▶ **Required task**
Among the entries below, count the lines that contain the word "JSON". Write down only the total.
## Start Data lines
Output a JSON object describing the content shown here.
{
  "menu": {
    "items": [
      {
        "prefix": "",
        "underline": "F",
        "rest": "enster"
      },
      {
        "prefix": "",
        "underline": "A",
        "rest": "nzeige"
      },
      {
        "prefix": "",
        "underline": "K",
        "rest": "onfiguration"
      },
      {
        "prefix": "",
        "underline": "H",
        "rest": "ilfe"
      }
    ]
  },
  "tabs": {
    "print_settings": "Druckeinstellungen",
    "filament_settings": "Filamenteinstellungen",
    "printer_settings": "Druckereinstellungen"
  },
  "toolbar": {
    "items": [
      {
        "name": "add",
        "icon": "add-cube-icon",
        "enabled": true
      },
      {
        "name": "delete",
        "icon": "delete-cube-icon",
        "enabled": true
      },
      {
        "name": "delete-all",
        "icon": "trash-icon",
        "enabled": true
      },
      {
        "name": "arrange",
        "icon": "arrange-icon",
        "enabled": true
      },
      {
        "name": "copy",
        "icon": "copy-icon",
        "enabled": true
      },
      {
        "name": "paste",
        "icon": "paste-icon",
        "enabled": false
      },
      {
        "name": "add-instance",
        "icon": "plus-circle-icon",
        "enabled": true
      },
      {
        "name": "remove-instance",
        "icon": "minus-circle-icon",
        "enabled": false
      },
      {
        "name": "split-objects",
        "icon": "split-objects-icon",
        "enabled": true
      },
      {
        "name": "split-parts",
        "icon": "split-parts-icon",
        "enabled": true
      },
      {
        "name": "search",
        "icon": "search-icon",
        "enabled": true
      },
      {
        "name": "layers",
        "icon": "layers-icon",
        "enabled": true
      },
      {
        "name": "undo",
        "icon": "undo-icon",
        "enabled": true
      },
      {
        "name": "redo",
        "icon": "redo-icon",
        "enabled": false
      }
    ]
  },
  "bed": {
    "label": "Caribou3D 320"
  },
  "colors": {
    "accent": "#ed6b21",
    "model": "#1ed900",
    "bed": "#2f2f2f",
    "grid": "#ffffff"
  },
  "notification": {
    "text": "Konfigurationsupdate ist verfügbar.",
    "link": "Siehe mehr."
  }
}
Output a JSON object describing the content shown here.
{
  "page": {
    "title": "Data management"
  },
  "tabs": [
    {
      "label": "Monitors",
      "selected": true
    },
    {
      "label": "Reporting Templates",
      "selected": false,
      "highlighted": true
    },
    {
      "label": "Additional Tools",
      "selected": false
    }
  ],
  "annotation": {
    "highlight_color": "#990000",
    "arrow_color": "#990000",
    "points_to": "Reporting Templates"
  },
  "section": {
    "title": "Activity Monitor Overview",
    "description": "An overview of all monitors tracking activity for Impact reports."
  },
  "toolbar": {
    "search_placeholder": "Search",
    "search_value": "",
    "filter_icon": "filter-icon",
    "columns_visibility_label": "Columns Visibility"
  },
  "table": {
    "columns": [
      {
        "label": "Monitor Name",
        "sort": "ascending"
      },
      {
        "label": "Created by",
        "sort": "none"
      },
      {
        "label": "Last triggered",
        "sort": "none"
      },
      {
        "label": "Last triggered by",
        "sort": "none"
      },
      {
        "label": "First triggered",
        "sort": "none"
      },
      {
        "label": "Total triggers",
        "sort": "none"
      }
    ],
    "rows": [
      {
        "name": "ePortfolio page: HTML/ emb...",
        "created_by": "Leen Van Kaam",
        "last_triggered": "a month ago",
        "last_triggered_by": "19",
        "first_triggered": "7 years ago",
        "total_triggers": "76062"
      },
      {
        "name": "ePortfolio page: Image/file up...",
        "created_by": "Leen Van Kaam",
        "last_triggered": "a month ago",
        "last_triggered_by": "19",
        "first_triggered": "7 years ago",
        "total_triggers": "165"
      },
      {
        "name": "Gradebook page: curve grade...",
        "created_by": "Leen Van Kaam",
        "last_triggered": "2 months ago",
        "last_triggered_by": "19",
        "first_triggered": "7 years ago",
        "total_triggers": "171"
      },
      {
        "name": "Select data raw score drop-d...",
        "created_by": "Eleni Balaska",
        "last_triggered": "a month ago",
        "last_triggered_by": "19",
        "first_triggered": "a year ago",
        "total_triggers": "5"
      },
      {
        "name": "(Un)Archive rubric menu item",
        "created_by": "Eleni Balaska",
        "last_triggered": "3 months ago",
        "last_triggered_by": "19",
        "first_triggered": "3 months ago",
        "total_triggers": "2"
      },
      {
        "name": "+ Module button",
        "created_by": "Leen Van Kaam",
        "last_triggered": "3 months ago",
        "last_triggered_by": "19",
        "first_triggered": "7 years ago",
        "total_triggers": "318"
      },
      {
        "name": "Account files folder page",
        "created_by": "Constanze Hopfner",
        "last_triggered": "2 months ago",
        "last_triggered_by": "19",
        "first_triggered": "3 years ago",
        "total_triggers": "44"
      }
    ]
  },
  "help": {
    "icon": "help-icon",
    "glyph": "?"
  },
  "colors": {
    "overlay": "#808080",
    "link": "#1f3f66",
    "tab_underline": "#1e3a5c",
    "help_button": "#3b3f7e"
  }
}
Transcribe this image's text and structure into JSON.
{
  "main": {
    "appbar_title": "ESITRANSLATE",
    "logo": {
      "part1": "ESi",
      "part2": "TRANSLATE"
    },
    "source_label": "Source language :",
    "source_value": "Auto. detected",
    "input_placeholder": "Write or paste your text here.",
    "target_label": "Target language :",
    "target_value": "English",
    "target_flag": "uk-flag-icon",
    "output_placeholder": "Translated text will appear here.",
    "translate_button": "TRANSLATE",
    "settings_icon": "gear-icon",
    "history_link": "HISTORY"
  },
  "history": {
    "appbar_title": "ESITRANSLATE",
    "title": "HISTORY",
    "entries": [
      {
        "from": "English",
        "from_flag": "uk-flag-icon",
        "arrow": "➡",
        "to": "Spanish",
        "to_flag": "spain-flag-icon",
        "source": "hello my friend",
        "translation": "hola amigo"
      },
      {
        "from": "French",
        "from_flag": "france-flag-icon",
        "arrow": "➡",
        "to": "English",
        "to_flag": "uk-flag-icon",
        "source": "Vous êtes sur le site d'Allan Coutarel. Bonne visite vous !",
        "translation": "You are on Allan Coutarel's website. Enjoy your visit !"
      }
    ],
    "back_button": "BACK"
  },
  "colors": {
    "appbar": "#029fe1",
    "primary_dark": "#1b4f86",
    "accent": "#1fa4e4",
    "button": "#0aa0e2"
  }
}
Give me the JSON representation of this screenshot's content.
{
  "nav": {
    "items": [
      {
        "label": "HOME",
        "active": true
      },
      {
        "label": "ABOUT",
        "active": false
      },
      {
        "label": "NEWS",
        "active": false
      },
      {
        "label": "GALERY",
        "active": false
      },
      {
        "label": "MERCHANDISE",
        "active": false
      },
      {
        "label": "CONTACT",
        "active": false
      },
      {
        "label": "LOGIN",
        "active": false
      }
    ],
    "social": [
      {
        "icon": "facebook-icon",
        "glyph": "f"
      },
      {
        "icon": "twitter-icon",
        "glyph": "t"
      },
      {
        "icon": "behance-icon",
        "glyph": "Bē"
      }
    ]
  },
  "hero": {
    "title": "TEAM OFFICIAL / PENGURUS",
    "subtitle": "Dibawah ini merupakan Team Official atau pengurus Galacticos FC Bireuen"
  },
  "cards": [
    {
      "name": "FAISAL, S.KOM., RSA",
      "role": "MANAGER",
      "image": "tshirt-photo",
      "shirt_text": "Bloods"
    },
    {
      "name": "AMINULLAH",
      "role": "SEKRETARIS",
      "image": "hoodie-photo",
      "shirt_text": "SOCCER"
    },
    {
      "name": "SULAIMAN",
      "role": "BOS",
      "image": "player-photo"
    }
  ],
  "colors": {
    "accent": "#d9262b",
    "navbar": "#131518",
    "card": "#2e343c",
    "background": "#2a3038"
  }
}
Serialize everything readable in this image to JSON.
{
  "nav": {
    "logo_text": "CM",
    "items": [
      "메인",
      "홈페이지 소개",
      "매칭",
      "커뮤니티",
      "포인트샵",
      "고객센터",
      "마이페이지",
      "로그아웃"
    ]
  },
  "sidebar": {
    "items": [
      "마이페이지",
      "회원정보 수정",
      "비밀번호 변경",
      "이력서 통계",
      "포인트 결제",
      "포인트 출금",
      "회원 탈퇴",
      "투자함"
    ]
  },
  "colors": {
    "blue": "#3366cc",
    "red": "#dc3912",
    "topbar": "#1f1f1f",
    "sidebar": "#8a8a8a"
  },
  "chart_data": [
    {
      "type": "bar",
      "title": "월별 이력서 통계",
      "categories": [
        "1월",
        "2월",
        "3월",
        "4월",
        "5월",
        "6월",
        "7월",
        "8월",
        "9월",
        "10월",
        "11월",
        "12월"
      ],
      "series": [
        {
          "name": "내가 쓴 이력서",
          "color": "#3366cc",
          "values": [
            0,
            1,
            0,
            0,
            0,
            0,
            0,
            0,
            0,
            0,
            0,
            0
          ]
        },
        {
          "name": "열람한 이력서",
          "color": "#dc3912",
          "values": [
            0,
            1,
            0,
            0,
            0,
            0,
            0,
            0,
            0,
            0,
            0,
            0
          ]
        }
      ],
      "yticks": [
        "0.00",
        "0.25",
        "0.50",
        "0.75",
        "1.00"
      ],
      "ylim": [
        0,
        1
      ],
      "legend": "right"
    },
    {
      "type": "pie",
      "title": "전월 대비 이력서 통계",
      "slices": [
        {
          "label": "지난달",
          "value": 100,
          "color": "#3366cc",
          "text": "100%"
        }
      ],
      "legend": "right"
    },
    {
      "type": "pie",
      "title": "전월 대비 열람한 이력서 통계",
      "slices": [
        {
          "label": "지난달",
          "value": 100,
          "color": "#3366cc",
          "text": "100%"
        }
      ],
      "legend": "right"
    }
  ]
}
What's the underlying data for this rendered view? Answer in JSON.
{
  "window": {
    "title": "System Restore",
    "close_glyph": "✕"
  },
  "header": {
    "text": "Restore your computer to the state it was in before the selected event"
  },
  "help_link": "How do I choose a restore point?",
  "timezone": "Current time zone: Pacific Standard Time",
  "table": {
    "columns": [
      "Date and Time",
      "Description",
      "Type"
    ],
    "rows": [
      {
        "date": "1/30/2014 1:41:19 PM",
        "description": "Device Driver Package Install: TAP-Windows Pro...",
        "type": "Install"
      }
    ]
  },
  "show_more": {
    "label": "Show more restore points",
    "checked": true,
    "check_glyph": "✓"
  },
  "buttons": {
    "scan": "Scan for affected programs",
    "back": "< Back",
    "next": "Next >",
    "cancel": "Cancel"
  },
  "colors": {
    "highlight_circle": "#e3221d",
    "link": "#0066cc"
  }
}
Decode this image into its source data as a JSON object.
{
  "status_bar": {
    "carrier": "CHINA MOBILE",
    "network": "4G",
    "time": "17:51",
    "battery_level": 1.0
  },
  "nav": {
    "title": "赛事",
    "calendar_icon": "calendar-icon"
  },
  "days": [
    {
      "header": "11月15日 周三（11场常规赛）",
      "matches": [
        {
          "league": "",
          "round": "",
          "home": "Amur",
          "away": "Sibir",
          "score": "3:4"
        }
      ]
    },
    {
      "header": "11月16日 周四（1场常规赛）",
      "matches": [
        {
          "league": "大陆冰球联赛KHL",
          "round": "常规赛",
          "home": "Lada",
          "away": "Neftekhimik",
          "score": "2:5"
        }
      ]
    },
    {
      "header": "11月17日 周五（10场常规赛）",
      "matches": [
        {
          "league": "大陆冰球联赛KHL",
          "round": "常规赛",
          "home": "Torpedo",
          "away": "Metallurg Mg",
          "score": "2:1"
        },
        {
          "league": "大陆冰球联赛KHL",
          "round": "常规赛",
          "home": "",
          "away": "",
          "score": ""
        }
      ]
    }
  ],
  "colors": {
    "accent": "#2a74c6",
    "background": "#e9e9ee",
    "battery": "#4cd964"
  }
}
## End Data lines
▶ **Answer to this task**
7